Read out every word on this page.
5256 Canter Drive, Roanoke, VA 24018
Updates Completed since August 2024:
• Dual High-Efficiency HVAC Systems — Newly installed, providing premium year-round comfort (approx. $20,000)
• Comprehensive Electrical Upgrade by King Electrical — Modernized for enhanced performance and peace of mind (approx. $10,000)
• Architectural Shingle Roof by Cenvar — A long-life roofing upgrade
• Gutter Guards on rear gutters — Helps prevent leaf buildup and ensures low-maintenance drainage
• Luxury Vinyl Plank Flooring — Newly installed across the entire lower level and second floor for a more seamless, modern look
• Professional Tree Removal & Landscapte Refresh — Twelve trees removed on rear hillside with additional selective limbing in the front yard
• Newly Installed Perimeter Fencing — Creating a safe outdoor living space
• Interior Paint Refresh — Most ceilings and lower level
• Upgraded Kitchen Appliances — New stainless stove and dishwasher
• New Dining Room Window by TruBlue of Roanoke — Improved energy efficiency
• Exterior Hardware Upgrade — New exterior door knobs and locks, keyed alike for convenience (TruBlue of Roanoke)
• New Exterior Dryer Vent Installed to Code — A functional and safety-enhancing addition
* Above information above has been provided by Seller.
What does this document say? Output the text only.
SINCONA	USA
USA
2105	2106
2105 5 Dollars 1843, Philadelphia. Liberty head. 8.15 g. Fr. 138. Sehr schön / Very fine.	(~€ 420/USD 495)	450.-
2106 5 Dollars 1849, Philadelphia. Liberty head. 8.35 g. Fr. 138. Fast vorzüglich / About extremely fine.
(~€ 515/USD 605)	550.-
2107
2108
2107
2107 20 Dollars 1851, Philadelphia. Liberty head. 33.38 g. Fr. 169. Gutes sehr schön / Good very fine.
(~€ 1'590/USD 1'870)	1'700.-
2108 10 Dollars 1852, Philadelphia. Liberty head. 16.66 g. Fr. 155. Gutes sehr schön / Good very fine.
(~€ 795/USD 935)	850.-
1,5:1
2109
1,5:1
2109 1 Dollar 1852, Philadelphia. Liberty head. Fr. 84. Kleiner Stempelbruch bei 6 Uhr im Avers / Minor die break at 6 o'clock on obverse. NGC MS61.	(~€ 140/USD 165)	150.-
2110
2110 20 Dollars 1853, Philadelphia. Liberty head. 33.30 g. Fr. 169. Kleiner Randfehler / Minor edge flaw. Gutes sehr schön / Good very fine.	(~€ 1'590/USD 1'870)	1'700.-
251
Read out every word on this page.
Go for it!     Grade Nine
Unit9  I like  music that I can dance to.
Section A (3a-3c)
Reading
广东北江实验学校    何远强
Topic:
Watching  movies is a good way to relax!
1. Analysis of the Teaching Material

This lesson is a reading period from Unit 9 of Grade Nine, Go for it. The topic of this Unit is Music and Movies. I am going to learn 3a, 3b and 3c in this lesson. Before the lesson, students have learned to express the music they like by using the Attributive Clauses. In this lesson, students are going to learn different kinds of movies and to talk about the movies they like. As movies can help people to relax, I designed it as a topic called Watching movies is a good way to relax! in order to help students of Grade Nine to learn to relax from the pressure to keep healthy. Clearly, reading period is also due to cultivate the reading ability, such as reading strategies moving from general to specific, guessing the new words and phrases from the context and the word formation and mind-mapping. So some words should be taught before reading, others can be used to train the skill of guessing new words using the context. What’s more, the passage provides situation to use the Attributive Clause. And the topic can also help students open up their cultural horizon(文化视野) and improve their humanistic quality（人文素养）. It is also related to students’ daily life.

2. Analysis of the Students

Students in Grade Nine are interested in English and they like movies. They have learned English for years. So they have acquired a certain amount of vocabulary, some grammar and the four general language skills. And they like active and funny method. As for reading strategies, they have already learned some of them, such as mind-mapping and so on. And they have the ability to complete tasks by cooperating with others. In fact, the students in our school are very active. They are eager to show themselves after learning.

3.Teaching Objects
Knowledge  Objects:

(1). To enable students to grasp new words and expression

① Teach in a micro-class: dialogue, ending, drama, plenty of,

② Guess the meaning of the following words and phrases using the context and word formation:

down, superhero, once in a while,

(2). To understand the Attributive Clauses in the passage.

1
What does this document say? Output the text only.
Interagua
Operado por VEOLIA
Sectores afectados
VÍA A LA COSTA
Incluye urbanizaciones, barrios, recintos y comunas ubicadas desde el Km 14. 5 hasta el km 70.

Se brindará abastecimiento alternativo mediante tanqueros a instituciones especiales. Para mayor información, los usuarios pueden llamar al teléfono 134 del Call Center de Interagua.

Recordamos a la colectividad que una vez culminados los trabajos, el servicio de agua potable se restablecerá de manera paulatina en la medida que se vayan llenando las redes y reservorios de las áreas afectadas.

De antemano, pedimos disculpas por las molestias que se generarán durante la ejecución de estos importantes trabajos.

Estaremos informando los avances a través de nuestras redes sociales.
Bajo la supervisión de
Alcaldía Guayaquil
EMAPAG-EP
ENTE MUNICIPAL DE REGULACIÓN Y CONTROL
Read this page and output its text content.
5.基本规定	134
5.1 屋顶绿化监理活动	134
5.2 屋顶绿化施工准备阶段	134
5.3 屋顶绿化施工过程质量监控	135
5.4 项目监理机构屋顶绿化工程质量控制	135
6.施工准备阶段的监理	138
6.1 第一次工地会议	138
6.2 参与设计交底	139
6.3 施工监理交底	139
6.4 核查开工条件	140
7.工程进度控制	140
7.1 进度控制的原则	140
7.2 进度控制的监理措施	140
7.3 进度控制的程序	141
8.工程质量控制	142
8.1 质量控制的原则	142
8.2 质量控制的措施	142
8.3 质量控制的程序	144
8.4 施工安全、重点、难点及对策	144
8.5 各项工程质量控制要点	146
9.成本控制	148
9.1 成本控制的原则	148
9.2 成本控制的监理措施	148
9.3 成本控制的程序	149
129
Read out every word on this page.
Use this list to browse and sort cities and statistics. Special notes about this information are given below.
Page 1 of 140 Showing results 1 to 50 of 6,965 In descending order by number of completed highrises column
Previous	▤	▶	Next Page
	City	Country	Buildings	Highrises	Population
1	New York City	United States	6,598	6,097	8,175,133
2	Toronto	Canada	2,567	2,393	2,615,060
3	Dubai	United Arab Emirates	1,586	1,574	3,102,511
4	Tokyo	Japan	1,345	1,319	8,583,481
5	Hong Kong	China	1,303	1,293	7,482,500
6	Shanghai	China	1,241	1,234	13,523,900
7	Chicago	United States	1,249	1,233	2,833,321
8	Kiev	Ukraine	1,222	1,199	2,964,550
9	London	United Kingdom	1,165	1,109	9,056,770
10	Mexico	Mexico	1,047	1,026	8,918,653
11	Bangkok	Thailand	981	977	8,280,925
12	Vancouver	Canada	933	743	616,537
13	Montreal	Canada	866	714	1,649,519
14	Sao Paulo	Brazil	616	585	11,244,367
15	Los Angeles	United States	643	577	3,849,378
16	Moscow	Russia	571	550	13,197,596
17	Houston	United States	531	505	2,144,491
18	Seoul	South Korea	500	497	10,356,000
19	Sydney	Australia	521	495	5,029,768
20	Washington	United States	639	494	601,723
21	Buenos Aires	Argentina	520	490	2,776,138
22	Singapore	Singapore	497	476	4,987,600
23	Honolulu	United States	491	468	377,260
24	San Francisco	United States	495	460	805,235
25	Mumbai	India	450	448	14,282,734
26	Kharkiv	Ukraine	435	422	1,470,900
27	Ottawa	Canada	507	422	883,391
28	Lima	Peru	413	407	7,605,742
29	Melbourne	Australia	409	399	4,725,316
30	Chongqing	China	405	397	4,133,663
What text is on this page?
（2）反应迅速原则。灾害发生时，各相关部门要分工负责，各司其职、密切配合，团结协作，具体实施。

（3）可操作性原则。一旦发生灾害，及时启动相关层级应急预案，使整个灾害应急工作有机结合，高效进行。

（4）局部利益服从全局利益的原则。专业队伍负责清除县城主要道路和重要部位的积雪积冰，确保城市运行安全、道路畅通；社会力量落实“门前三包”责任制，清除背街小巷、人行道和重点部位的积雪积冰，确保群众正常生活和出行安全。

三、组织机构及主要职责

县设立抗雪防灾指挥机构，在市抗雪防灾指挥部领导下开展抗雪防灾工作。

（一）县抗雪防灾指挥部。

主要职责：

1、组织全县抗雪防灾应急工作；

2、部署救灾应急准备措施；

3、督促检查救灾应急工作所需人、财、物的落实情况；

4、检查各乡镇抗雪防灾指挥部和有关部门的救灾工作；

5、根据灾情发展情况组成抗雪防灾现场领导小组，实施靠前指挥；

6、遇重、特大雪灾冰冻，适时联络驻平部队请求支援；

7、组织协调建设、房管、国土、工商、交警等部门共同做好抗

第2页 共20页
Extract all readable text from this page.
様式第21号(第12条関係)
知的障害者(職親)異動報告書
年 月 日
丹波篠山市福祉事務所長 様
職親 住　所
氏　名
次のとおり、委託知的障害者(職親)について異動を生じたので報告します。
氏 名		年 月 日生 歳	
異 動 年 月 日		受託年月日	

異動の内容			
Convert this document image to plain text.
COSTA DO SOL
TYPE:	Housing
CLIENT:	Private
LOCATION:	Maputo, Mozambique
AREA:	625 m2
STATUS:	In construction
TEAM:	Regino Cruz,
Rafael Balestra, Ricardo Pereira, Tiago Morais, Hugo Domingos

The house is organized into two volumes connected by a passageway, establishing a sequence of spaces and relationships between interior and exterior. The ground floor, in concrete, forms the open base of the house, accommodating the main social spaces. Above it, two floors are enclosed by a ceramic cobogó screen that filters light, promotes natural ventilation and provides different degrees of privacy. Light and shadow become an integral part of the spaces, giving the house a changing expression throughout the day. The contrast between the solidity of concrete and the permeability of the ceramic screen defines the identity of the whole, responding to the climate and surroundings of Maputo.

┄┄┄┄┄┄┄┄┄┄┄┄┄┄┄┄┄┄┄┄

*AIM OF THE TASK*.
Of the lines above, copy each that contains "rear".

*RESULT FOR THIS TASK*.
• Gutter Guards on rear gutters — Helps prevent leaf buildup and ensures low-maintenance drainage
• Professional Tree Removal & Landscapte Refresh — Twelve trees removed on rear hillside with additional selective limbing in the front yard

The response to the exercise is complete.